(Data items)
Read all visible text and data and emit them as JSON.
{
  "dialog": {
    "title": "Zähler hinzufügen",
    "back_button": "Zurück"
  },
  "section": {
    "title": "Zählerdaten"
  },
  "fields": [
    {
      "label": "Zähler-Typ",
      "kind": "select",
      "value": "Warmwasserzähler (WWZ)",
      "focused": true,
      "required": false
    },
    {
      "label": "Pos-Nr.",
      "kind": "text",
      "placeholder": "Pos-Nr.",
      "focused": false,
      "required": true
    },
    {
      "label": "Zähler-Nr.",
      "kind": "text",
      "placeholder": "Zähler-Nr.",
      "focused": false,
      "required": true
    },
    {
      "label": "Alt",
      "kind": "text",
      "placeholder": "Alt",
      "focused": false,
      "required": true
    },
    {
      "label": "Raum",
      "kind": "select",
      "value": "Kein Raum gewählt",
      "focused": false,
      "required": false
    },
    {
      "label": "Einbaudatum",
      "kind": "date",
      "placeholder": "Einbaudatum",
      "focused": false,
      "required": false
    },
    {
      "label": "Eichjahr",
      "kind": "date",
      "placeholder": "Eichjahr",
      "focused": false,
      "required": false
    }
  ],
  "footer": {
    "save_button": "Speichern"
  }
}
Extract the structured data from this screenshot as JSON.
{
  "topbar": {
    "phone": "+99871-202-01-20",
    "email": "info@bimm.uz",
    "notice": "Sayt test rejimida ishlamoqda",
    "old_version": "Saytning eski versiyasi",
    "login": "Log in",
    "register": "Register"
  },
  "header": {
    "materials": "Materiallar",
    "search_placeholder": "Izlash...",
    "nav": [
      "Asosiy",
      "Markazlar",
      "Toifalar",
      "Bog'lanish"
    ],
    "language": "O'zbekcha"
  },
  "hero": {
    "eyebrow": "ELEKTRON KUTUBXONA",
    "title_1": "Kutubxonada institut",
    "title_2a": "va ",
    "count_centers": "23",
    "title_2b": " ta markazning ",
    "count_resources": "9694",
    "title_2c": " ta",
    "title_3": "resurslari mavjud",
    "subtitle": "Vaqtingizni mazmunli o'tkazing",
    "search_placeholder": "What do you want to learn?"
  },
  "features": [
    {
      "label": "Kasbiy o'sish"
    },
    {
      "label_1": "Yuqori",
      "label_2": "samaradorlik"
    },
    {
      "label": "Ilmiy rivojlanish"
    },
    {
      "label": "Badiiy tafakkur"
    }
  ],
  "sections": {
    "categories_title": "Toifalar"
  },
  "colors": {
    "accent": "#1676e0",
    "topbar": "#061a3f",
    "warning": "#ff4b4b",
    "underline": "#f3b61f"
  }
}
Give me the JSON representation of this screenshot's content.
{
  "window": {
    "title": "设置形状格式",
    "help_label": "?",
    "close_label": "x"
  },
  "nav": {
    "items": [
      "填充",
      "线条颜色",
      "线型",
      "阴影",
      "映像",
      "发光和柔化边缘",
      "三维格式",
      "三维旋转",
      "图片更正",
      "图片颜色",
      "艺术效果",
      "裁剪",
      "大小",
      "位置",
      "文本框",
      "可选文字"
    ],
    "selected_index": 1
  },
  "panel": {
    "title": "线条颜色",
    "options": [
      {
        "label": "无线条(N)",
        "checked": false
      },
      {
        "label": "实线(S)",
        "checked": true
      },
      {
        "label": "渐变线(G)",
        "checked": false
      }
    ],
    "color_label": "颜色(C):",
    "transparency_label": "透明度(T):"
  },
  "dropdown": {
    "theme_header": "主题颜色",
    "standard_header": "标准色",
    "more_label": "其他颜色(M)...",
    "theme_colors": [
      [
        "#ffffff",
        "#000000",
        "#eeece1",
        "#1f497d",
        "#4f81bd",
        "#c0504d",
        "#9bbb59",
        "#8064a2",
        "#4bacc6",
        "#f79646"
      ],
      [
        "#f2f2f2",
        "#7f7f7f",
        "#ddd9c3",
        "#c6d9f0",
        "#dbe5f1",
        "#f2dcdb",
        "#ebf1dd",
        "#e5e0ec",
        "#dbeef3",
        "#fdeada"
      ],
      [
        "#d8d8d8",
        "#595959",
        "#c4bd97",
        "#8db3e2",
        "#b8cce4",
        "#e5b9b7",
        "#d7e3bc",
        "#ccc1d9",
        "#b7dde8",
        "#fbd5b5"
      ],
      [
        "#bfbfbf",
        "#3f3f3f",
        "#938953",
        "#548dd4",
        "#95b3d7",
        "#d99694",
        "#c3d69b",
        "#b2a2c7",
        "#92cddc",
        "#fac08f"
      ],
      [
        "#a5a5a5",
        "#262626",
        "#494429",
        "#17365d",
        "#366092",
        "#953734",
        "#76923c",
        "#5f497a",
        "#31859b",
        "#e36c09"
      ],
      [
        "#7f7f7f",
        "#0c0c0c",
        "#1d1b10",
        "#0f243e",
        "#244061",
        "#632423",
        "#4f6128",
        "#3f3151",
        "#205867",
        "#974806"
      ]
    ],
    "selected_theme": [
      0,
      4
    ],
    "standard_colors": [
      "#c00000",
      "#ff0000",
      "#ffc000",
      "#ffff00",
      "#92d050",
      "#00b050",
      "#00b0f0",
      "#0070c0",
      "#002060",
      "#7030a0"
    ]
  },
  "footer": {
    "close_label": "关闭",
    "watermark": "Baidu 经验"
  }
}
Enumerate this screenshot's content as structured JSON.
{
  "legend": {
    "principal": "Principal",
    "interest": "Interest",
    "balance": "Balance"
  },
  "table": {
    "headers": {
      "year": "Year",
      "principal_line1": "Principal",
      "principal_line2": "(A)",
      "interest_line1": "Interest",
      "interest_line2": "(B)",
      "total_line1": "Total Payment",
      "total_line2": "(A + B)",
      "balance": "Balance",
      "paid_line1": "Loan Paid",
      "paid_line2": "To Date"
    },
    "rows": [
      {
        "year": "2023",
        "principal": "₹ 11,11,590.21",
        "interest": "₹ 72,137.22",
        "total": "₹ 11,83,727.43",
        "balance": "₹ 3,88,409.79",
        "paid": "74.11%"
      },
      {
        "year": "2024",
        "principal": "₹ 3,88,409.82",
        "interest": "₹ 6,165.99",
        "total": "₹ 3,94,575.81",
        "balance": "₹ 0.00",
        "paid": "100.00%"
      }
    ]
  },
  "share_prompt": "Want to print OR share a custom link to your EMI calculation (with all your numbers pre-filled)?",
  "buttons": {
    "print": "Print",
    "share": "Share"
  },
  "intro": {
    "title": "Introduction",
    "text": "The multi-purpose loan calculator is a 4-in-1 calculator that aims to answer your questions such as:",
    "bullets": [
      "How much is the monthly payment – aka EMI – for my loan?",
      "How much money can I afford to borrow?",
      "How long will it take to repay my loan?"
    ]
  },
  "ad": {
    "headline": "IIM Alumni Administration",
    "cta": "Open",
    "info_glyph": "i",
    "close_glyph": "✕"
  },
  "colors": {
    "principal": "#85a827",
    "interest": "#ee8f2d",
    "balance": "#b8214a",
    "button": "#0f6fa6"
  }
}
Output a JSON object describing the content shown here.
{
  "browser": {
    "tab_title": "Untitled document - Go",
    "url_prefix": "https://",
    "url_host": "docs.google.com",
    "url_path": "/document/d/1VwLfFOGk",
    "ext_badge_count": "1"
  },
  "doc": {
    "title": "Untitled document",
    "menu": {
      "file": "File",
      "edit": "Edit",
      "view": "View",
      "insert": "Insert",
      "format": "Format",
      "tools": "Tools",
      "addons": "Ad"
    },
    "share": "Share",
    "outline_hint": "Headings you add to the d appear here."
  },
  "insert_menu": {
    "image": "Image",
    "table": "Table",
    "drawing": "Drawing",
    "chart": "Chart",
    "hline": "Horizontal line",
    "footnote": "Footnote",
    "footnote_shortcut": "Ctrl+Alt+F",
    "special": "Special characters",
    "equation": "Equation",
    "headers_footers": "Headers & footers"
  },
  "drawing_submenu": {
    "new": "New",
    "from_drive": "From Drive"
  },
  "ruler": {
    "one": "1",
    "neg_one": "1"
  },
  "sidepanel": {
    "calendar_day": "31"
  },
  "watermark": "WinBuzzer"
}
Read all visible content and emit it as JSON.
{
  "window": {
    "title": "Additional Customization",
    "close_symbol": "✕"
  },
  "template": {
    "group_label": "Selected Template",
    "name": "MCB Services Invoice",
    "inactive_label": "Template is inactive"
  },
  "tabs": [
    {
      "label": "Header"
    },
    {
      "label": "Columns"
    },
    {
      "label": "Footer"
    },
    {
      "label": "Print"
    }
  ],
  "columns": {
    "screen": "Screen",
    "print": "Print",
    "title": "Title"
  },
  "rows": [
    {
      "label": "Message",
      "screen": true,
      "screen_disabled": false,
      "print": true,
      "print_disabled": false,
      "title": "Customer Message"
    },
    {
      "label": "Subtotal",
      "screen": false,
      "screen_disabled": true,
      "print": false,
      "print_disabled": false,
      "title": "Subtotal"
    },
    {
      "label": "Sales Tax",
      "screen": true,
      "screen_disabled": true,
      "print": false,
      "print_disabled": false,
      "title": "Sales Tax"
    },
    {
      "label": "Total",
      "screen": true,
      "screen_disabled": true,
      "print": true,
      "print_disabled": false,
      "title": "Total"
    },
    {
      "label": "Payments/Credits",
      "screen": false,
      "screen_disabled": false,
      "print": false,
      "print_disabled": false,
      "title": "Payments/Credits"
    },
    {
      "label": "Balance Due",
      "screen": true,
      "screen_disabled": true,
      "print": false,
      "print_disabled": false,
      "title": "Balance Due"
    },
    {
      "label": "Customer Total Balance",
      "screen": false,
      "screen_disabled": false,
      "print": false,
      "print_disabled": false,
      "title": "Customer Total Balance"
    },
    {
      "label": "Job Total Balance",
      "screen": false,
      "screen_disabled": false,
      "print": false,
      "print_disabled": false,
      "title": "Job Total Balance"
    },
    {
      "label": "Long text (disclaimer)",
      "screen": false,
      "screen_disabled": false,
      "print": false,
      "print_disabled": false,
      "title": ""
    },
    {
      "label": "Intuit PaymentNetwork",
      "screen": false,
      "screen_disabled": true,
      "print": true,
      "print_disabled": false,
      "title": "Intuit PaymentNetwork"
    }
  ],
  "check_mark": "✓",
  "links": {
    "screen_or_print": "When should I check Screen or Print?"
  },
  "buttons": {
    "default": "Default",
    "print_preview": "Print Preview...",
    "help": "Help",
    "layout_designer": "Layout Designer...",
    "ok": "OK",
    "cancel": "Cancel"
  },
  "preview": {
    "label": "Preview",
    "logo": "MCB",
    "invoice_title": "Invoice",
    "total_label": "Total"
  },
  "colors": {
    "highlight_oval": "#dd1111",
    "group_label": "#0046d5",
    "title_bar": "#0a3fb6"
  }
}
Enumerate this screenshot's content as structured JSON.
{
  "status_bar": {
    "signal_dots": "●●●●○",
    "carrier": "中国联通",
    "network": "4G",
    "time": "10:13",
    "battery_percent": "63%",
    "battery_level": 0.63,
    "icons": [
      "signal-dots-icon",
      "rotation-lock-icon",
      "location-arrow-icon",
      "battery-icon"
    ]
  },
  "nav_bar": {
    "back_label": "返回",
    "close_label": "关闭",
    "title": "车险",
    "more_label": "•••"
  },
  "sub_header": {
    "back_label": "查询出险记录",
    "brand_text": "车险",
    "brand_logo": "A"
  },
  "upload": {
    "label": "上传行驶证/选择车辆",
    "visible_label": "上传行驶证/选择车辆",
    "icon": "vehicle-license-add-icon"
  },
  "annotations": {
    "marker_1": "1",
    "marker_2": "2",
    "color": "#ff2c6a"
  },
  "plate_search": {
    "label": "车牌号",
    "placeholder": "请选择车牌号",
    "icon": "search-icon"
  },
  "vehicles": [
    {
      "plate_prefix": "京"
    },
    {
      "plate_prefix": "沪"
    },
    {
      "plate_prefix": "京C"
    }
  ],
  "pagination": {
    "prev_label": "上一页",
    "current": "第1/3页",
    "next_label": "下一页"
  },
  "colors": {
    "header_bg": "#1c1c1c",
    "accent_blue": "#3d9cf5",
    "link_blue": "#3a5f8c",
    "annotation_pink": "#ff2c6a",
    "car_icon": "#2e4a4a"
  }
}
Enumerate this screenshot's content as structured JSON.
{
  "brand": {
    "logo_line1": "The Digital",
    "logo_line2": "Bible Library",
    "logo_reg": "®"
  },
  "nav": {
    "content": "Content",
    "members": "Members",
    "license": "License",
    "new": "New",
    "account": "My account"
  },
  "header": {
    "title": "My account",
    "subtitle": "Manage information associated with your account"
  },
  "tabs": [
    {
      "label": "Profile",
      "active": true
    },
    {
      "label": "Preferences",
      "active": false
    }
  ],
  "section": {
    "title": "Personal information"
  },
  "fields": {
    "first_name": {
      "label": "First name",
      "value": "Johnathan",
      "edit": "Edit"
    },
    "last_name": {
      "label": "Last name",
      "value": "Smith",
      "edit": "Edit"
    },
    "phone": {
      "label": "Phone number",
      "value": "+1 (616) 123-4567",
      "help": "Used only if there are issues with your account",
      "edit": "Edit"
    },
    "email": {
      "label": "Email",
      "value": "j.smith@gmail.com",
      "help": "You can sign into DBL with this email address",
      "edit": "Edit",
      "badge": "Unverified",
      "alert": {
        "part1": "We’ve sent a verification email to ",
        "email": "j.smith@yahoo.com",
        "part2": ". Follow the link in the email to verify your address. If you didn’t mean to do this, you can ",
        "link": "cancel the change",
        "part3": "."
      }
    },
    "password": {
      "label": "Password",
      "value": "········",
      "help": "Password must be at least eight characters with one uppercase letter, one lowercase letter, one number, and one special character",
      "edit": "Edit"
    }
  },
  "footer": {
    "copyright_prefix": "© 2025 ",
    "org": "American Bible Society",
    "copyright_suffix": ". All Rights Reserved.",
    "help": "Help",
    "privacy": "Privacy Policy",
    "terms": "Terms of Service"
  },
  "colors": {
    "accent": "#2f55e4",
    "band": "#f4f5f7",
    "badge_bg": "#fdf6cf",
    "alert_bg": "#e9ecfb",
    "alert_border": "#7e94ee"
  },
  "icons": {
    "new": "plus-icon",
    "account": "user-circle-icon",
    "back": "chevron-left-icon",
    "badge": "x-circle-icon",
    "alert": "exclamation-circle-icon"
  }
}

> **TASK OBJECTIVE**
Lines containing the word "share" are to be tallied; report only the total.

> **RESPONSE TO THE TASK**
3